__TEXTO DADO__:
El pequeño mesón de Cantabria donde todavía se come como antes: precios humildes y un tradicional cocido montañés
Allí manda la comida casera, abundante y sabrosa, preparada como se hacía antes.
Siguiendo el curso del Besaya, a pocos kilómetros de Reinosa, y atravesando un paisaje de valles y bosques —a menudo cubiertos de nieve en invierno—, se llega a Pesquera, uno de los municipios cántabros más pequeños de la región, con apenas 72 habitantes.
Entre los tesoros históricos de este pueblecito destaca una famosa calzada romana en un excelente estado de conservación, que en tiempos de la Antigua Roma unía Segisamo (la actual Sasamón, en Burgos) con Portus Blendium (Suances, Cantabria). Hoy, más allá de la historia y la tranquilidad que respira Pesquera, uno de sus secretos mejor guardados es el Mesón Ventorrillo, un lugar donde la cocina casera y la tradición siguen viviéndose como se hacía antaño.
El Ventorrillo es un reflejo palpable de la pasión por la gastronomía de su dueño, Eusebio, que lleva al frente del mesón desde hace 23 años. Tras años de estudiar hostelería y acumular experiencia en el sector, en 2002, él y su mujer se toparon con aquel pequeño mesón en venta. Fue un flechazo: aquel lugar parecía esperarles a ellos. Muy pronto comenzó una historia marcada por la dedicación, el amor por la cocina tradicional cántabra y el deseo de mantener viva una experiencia que hoy sigue conquistando a quienes cruzan la puerta del Ventorrillo.

__Elementos de datos__:
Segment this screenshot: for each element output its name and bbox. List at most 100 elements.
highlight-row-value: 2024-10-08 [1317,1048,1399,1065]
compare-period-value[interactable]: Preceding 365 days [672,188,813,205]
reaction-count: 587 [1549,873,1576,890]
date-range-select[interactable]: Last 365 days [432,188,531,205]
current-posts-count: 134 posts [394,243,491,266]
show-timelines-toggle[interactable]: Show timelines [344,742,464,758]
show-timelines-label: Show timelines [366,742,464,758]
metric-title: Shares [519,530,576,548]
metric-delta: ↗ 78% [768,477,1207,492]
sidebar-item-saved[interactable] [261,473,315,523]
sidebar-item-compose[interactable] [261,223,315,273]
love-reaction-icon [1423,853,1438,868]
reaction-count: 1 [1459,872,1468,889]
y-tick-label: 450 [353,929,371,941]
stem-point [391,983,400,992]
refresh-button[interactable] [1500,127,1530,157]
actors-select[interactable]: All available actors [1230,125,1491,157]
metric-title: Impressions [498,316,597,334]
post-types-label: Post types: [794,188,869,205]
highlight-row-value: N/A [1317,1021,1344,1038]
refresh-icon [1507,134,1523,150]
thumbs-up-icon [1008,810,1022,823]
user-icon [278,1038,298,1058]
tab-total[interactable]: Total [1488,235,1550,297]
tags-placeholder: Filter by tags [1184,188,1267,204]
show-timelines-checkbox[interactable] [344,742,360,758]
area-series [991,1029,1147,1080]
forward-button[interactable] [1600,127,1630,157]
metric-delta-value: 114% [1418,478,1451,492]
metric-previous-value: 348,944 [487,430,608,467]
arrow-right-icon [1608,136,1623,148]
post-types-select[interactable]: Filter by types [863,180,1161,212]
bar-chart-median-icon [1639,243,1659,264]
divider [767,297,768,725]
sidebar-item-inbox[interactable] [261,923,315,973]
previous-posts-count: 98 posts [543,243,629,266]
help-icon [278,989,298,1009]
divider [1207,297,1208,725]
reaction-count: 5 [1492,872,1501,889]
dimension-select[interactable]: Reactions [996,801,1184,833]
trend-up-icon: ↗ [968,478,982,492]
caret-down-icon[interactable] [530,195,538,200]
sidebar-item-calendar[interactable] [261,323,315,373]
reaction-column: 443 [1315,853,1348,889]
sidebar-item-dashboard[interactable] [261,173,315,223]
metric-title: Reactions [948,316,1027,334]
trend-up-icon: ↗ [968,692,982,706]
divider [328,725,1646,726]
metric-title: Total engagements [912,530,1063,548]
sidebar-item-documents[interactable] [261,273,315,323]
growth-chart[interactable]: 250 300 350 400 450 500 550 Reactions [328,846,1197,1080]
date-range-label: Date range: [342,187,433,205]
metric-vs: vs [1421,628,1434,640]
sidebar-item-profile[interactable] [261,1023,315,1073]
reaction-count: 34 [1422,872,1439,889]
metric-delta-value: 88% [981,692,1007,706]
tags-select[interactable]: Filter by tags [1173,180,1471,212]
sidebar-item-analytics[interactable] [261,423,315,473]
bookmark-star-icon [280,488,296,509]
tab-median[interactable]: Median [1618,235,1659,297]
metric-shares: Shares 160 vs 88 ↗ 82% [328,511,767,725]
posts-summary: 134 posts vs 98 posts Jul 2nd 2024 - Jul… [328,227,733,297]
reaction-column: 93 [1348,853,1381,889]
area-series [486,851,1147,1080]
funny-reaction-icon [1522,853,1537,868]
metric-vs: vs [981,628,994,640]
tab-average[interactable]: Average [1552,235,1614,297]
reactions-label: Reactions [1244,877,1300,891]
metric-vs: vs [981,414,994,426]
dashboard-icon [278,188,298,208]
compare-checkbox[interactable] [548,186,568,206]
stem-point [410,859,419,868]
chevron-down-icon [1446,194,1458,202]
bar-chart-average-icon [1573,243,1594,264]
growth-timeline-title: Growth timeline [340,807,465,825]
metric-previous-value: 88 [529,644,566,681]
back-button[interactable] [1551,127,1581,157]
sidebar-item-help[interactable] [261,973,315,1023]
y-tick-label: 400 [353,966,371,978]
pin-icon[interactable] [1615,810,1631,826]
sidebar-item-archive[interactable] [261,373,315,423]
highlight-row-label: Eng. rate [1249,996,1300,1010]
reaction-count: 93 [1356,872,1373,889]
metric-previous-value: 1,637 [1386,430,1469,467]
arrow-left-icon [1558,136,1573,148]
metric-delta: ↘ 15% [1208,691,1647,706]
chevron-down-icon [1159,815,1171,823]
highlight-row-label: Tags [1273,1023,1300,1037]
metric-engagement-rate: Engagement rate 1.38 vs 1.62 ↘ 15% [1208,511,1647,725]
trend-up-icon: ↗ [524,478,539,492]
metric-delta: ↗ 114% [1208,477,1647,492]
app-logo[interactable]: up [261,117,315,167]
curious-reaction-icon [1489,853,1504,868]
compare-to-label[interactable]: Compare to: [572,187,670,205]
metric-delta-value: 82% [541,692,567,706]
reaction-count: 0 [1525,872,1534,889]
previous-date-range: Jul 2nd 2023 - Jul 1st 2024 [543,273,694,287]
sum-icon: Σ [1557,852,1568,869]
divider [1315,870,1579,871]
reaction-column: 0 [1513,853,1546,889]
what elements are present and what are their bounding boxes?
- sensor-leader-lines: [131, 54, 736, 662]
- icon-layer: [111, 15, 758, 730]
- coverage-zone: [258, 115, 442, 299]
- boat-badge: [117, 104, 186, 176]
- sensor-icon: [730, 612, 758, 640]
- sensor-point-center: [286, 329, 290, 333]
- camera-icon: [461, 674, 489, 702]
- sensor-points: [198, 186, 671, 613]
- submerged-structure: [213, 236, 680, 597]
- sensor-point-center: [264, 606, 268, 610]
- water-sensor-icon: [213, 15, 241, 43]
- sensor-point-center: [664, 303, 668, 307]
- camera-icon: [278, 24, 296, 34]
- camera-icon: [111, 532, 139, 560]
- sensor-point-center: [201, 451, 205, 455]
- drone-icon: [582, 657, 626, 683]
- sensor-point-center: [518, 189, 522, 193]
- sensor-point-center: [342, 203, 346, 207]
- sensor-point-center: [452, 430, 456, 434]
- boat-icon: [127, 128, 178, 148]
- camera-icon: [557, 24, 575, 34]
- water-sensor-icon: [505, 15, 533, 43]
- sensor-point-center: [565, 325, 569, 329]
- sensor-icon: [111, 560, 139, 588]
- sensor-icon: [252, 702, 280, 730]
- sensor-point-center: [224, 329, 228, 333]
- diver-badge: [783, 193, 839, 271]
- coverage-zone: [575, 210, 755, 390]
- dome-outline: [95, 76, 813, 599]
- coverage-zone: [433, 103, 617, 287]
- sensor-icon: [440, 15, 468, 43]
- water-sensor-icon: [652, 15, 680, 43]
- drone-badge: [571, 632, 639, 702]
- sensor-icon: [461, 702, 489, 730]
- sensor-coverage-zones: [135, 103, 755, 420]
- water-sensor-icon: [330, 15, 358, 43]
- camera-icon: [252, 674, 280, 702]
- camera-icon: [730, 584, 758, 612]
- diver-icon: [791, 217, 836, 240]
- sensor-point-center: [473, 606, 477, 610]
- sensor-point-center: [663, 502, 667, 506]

__SOBRE EL EJERCICIO__:
Responde, por favor, a estas preguntas sobre el texto del mesón:
(a) ¿Cuántos habitantes tiene Pesquera?
(b) ¿Qué dos lugares unía la calzada romana?
(c) ¿En qué año encontraron Eusebio y su mujer el mesón en venta?

__SOLUCIÓN DEL EJERCICIO__:
(a) Apenas 72 habitantes.
(b) Segisamo (la actual Sasamón, en Burgos) y Portus Blendium (Suances, Cantabria).
(c) En 2002.